>>>

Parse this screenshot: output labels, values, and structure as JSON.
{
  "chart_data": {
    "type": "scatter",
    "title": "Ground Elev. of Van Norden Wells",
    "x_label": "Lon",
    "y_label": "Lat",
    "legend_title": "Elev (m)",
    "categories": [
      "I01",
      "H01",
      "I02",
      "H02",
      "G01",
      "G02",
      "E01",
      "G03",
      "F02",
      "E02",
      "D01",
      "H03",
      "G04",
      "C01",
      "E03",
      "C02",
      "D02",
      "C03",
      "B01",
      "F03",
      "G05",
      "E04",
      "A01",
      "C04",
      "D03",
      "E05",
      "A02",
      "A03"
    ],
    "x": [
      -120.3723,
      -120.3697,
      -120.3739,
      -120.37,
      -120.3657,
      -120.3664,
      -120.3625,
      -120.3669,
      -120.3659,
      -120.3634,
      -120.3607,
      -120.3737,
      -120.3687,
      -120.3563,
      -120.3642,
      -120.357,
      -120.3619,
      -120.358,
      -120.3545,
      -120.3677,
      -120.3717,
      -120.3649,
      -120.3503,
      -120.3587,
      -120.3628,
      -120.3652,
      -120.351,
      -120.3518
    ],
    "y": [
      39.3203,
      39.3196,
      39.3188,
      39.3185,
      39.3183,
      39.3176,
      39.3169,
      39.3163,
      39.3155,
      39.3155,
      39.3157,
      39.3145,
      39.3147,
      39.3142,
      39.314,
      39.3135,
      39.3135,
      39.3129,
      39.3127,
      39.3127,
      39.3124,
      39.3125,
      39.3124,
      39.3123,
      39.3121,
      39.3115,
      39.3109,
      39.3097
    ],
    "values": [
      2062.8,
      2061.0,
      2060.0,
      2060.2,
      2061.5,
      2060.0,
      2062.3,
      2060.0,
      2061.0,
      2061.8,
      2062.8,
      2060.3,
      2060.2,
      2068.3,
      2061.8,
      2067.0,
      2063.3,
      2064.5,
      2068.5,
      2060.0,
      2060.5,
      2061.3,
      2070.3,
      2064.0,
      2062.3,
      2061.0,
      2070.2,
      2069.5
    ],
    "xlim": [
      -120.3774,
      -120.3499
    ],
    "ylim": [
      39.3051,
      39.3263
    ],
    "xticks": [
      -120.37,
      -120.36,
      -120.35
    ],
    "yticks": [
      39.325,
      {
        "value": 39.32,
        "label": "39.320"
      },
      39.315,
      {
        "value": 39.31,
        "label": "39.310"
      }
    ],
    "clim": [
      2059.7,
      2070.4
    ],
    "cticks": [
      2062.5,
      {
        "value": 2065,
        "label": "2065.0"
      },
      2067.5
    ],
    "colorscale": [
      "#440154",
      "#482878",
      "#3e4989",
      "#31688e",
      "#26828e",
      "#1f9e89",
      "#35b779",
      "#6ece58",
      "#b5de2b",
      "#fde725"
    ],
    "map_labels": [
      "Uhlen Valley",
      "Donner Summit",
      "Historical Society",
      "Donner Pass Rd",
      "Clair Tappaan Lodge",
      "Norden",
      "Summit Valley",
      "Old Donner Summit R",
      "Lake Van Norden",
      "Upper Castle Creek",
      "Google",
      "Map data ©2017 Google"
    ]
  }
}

<<<

GIVEN EXERCISE: Where a line of the entries contains the word "Norden", copy that line.

THE SOLUTION:
    "title": "Ground Elev. of Van Norden Wells",
      "Norden",
      "Lake Van Norden",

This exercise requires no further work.